§ Description of the task
Identify the lines bearing the string "стиль" and gather them.

>> begin Material supplied

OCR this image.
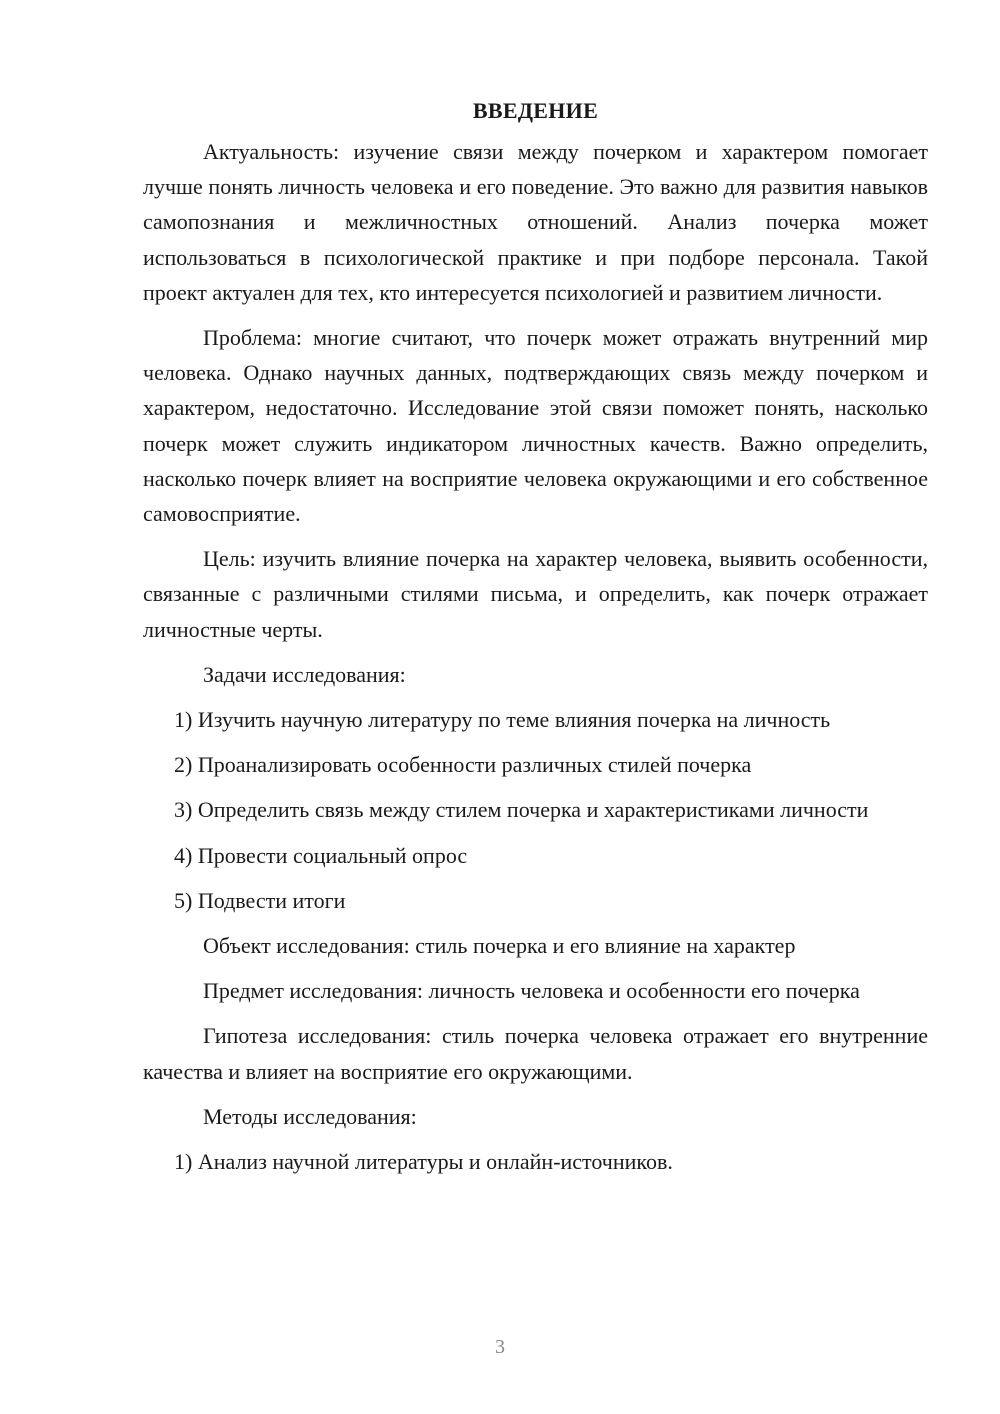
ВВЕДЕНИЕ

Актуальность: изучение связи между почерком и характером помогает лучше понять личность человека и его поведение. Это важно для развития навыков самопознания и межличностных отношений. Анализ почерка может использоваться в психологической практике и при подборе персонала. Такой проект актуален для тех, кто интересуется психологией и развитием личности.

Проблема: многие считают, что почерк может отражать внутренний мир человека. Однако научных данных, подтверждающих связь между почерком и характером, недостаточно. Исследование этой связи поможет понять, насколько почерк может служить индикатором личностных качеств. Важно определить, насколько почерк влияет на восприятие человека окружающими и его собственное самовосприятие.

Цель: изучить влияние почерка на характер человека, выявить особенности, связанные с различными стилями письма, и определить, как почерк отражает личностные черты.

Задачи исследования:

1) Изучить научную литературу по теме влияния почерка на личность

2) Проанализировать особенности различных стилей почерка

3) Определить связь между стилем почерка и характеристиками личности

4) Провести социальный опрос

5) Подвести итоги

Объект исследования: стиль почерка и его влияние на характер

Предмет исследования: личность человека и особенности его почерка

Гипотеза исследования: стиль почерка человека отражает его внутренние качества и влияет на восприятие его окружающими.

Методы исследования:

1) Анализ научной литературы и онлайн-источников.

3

>> end Material supplied

§ Written solution
Объект исследования: стиль почерка и его влияние на характер
Гипотеза исследования: стиль почерка человека отражает его внутренние качества и влияет на восприятие его окружающими.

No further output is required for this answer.